▶ **Provided passage**

==============================

Here’s a look at the multivariate testing tools preferred by CRO experts, along with the multivariate testing methods they offer:
- Convert Experiences – Full Factorial
- AB Tasty – Full Factorial
- Google Optimize & Optimize 360 – Hybrid approach that’s neither Full Factorial nor Fractional
- Adobe Target – Full Factorial and Taguchi
- Kameleoon – Full Factorial and Fractional Factorial
- Optimizely – Full Factorial, Partial and Taguchi
- Sitespect – Full Factorial and Fraction Factorial
- VWO – Full Factorial
- Webtrends Optimize – Full Factorial and Fractional Factorial
Still not sure what multivariate testing tool to pick? Check this complete breakdown of the best Multivariate Testing tools.
Top Multivariate Testing Mistakes to Avoid in 2022
These tests can only help you achieve your optimization goals if you’re using them the right way.
But then we’re human and our tools aren’t perfect, so mistakes do happen. You can reduce the chances of ruining your tests by avoiding these:
- Not testing your MVT tool for accuracy
Create variations of your page, but don’t change anything. Keep it the same and run the rest. Since people are seeing the same thing, the results should be the same.
- Not starting with a solid hypothesis
Running a test without a baseline and what to expect is running blind. It doesn’t help you or the site you’re testing on. Generate a hypothesis first.
- Copying your competitors
Your organization is unique and your goals are different. Copying your competitors is not beneficial. Not only will many of their tests not apply to your case but they might not know what they’re doing.
- Running tests during seasonal events or major site/platform events
If your test isn’t meant for an event, you shouldn’t be running a multivariate test during one. The results will not reflect the accurate performance of a regular day.
The temptation is hard to resist. You just want to see how it’s going. You maybe even placed a bet on a variant and want to see which is winning. Don’t.
Not only will you get inaccurate expectations, but you could also make wrong decisions based on them. You can check to find out if they’re running or if there are any errors, and that’s it.
- Not running your tests long enough
Multivariate tests need to run for a long time. Think of it like separate A/B tests having to get enough traffic to reach statistical significance. Let your multivariate tests run long enough so you can get accurate and significant results.
- Making changes while the test is running
You can fix errors, but you cannot redesign your website or make copy changes. Anything that changes the look and feel of the variants should remain untouched after the test goes live.
- Forgetting to stop a test after you get accurate results
It happens more often than you think. What this means is, after you have a clear winner, you’ll still be showing the rest of your traffic a weaker version of your site. You don’t want to do that.
- Giving up after one test
Maybe all your variants turned out worse than the control, so what? You’ve just learned various ways it doesn’t work. Run more tests and get more insights. All knowledge is valuable.

==============================

▶ **Data to examine**
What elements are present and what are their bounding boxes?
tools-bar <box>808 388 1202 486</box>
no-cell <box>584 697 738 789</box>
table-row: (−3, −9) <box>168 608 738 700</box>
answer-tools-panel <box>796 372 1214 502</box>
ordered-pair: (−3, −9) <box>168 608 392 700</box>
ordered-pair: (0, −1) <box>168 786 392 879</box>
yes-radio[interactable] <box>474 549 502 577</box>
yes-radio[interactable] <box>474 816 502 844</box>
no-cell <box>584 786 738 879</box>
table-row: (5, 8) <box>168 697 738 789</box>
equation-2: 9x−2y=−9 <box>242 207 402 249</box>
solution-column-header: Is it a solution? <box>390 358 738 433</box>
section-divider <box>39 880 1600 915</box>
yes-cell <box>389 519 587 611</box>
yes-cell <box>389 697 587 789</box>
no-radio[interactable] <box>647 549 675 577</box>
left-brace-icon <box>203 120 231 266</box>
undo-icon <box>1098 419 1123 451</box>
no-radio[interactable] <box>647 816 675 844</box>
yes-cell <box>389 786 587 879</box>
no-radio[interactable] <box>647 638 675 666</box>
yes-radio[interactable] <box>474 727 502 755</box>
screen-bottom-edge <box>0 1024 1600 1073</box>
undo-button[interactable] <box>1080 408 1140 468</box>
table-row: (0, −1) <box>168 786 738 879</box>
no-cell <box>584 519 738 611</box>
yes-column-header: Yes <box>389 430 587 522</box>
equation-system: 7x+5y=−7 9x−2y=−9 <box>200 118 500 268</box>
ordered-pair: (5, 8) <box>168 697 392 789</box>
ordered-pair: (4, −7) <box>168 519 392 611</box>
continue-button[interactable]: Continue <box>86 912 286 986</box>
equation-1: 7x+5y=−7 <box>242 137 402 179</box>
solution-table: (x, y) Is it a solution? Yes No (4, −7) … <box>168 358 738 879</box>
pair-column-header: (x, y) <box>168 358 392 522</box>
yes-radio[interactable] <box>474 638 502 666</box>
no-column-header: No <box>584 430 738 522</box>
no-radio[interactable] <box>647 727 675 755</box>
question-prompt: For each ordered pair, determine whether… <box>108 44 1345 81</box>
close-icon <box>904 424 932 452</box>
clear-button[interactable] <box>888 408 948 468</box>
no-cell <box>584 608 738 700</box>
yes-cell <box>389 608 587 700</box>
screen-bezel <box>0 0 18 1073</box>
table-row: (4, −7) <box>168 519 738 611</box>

==============================

▶ **Action item**
Reproduce, word for word, the part of the multivariate testing passage that opens with the words "- Forgetting to" and closes with "to do that.".

▶ **Expected output**
- Forgetting to stop a test after you get accurate results
It happens more often than you think. What this means is, after you have a clear winner, you’ll still be showing the rest of your traffic a weaker version of your site. You don’t want to do that.